**WHAT YOU ARE ASKED TO DO:** Output every entry exactly, from the first line to the last.

**RECORD LIST:**
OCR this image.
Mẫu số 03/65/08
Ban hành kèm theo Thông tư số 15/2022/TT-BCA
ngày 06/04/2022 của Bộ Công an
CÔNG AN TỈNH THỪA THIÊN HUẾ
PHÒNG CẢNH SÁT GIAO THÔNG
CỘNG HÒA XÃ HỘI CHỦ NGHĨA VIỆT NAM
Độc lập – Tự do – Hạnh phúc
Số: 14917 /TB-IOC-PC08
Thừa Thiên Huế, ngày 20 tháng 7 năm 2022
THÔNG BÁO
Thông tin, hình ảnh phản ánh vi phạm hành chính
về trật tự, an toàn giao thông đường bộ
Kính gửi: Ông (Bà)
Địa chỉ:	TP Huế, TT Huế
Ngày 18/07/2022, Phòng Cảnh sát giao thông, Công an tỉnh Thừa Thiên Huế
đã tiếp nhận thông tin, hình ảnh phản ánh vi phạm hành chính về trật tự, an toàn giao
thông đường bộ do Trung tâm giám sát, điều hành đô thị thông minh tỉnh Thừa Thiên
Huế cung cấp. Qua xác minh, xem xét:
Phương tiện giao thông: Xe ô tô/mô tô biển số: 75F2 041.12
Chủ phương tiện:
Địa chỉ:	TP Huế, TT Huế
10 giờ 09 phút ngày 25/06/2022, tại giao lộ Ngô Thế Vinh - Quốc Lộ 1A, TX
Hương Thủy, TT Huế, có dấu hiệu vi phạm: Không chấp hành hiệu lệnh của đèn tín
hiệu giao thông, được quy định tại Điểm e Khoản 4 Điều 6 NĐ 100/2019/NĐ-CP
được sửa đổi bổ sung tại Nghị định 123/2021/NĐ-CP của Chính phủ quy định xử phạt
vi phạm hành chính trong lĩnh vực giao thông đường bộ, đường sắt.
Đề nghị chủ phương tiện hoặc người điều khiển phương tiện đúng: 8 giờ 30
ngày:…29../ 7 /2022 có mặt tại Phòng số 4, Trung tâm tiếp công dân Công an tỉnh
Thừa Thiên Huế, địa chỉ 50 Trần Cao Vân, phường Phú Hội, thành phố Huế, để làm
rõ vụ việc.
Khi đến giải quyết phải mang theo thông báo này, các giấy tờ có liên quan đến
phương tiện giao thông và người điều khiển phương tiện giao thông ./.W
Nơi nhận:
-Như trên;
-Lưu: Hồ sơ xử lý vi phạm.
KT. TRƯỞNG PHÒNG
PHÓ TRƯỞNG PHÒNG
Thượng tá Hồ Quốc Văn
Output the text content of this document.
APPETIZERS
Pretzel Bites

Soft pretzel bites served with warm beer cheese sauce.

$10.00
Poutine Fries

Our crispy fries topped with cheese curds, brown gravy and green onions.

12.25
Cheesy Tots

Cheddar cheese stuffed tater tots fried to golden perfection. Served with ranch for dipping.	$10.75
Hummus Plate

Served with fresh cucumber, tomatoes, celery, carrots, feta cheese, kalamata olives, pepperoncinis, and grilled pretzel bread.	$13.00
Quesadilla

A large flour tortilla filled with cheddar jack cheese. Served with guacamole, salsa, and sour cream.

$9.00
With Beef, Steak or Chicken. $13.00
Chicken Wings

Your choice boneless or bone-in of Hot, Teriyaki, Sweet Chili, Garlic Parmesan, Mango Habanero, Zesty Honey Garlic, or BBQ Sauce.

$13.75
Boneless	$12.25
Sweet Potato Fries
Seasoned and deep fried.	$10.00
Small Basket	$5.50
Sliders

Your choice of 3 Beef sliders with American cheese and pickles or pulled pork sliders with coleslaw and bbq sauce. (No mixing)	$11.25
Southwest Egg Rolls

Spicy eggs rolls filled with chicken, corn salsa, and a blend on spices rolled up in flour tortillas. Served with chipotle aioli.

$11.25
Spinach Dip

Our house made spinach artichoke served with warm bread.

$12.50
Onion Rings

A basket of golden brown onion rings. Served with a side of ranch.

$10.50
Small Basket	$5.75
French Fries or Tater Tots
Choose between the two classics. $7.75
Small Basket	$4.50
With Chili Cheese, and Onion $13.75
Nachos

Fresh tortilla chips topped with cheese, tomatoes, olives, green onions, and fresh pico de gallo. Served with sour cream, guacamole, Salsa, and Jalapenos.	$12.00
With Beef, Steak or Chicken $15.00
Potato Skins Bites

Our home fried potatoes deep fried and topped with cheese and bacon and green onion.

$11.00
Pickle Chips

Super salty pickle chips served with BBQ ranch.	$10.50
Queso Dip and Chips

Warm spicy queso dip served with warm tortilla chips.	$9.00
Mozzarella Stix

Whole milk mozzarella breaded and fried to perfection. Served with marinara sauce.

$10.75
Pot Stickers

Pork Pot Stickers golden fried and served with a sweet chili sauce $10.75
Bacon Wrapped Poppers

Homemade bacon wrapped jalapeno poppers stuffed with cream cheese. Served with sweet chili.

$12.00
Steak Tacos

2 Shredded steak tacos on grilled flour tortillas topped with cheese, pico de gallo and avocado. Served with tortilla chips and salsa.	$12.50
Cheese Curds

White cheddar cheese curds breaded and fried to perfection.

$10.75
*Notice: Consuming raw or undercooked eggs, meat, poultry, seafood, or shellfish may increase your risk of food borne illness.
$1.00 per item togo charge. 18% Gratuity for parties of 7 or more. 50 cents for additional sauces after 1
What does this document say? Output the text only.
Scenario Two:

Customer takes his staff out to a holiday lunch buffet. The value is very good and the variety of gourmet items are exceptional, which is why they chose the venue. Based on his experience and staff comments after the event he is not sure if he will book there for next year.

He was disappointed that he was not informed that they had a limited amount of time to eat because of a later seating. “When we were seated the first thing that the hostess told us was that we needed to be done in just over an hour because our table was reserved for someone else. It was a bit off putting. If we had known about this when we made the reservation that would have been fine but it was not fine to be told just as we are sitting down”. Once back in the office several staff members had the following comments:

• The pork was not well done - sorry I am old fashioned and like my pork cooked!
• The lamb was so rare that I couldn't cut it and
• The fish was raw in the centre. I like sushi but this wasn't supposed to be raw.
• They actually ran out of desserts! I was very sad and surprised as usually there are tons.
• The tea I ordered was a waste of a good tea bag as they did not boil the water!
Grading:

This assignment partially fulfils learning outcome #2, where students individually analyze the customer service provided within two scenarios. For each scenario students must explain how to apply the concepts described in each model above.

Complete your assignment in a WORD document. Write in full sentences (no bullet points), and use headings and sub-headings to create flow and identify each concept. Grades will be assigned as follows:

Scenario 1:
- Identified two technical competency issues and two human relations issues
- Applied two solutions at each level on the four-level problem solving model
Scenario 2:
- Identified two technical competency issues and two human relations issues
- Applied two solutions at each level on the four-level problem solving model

**ANSWER FOR THIS EXERCISE:**
OCR this image.
Mẫu số 03/65/08
Ban hành kèm theo Thông tư số 15/2022/TT-BCA
ngày 06/04/2022 của Bộ Công an
CÔNG AN TỈNH THỪA THIÊN HUẾ
PHÒNG CẢNH SÁT GIAO THÔNG
CỘNG HÒA XÃ HỘI CHỦ NGHĨA VIỆT NAM
Độc lập – Tự do – Hạnh phúc
Số: 14917 /TB-IOC-PC08
Thừa Thiên Huế, ngày 20 tháng 7 năm 2022
THÔNG BÁO
Thông tin, hình ảnh phản ánh vi phạm hành chính
về trật tự, an toàn giao thông đường bộ
Kính gửi: Ông (Bà)
Địa chỉ:	TP Huế, TT Huế
Ngày 18/07/2022, Phòng Cảnh sát giao thông, Công an tỉnh Thừa Thiên Huế
đã tiếp nhận thông tin, hình ảnh phản ánh vi phạm hành chính về trật tự, an toàn giao
thông đường bộ do Trung tâm giám sát, điều hành đô thị thông minh tỉnh Thừa Thiên
Huế cung cấp. Qua xác minh, xem xét:
Phương tiện giao thông: Xe ô tô/mô tô biển số: 75F2 041.12
Chủ phương tiện:
Địa chỉ:	TP Huế, TT Huế
10 giờ 09 phút ngày 25/06/2022, tại giao lộ Ngô Thế Vinh - Quốc Lộ 1A, TX
Hương Thủy, TT Huế, có dấu hiệu vi phạm: Không chấp hành hiệu lệnh của đèn tín
hiệu giao thông, được quy định tại Điểm e Khoản 4 Điều 6 NĐ 100/2019/NĐ-CP
được sửa đổi bổ sung tại Nghị định 123/2021/NĐ-CP của Chính phủ quy định xử phạt
vi phạm hành chính trong lĩnh vực giao thông đường bộ, đường sắt.
Đề nghị chủ phương tiện hoặc người điều khiển phương tiện đúng: 8 giờ 30
ngày:…29../ 7 /2022 có mặt tại Phòng số 4, Trung tâm tiếp công dân Công an tỉnh
Thừa Thiên Huế, địa chỉ 50 Trần Cao Vân, phường Phú Hội, thành phố Huế, để làm
rõ vụ việc.
Khi đến giải quyết phải mang theo thông báo này, các giấy tờ có liên quan đến
phương tiện giao thông và người điều khiển phương tiện giao thông ./.W
Nơi nhận:
-Như trên;
-Lưu: Hồ sơ xử lý vi phạm.
KT. TRƯỞNG PHÒNG
PHÓ TRƯỞNG PHÒNG
Thượng tá Hồ Quốc Văn
Output the text content of this document.
APPETIZERS
Pretzel Bites

Soft pretzel bites served with warm beer cheese sauce.

$10.00
Poutine Fries

Our crispy fries topped with cheese curds, brown gravy and green onions.

12.25
Cheesy Tots

Cheddar cheese stuffed tater tots fried to golden perfection. Served with ranch for dipping.	$10.75
Hummus Plate

Served with fresh cucumber, tomatoes, celery, carrots, feta cheese, kalamata olives, pepperoncinis, and grilled pretzel bread.	$13.00
Quesadilla

A large flour tortilla filled with cheddar jack cheese. Served with guacamole, salsa, and sour cream.

$9.00
With Beef, Steak or Chicken. $13.00
Chicken Wings

Your choice boneless or bone-in of Hot, Teriyaki, Sweet Chili, Garlic Parmesan, Mango Habanero, Zesty Honey Garlic, or BBQ Sauce.

$13.75
Boneless	$12.25
Sweet Potato Fries
Seasoned and deep fried.	$10.00
Small Basket	$5.50
Sliders

Your choice of 3 Beef sliders with American cheese and pickles or pulled pork sliders with coleslaw and bbq sauce. (No mixing)	$11.25
Southwest Egg Rolls

Spicy eggs rolls filled with chicken, corn salsa, and a blend on spices rolled up in flour tortillas. Served with chipotle aioli.

$11.25
Spinach Dip

Our house made spinach artichoke served with warm bread.

$12.50
Onion Rings

A basket of golden brown onion rings. Served with a side of ranch.

$10.50
Small Basket	$5.75
French Fries or Tater Tots
Choose between the two classics. $7.75
Small Basket	$4.50
With Chili Cheese, and Onion $13.75
Nachos

Fresh tortilla chips topped with cheese, tomatoes, olives, green onions, and fresh pico de gallo. Served with sour cream, guacamole, Salsa, and Jalapenos.	$12.00
With Beef, Steak or Chicken $15.00
Potato Skins Bites

Our home fried potatoes deep fried and topped with cheese and bacon and green onion.

$11.00
Pickle Chips

Super salty pickle chips served with BBQ ranch.	$10.50
Queso Dip and Chips

Warm spicy queso dip served with warm tortilla chips.	$9.00
Mozzarella Stix

Whole milk mozzarella breaded and fried to perfection. Served with marinara sauce.

$10.75
Pot Stickers

Pork Pot Stickers golden fried and served with a sweet chili sauce $10.75
Bacon Wrapped Poppers

Homemade bacon wrapped jalapeno poppers stuffed with cream cheese. Served with sweet chili.

$12.00
Steak Tacos

2 Shredded steak tacos on grilled flour tortillas topped with cheese, pico de gallo and avocado. Served with tortilla chips and salsa.	$12.50
Cheese Curds

White cheddar cheese curds breaded and fried to perfection.

$10.75
*Notice: Consuming raw or undercooked eggs, meat, poultry, seafood, or shellfish may increase your risk of food borne illness.
$1.00 per item togo charge. 18% Gratuity for parties of 7 or more. 50 cents for additional sauces after 1
What does this document say? Output the text only.
Scenario Two:

Customer takes his staff out to a holiday lunch buffet. The value is very good and the variety of gourmet items are exceptional, which is why they chose the venue. Based on his experience and staff comments after the event he is not sure if he will book there for next year.

He was disappointed that he was not informed that they had a limited amount of time to eat because of a later seating. “When we were seated the first thing that the hostess told us was that we needed to be done in just over an hour because our table was reserved for someone else. It was a bit off putting. If we had known about this when we made the reservation that would have been fine but it was not fine to be told just as we are sitting down”. Once back in the office several staff members had the following comments:

• The pork was not well done - sorry I am old fashioned and like my pork cooked!
• The lamb was so rare that I couldn't cut it and
• The fish was raw in the centre. I like sushi but this wasn't supposed to be raw.
• They actually ran out of desserts! I was very sad and surprised as usually there are tons.
• The tea I ordered was a waste of a good tea bag as they did not boil the water!
Grading:

This assignment partially fulfils learning outcome #2, where students individually analyze the customer service provided within two scenarios. For each scenario students must explain how to apply the concepts described in each model above.

Complete your assignment in a WORD document. Write in full sentences (no bullet points), and use headings and sub-headings to create flow and identify each concept. Grades will be assigned as follows:

Scenario 1:
- Identified two technical competency issues and two human relations issues
- Applied two solutions at each level on the four-level problem solving model
Scenario 2:
- Identified two technical competency issues and two human relations issues
- Applied two solutions at each level on the four-level problem solving model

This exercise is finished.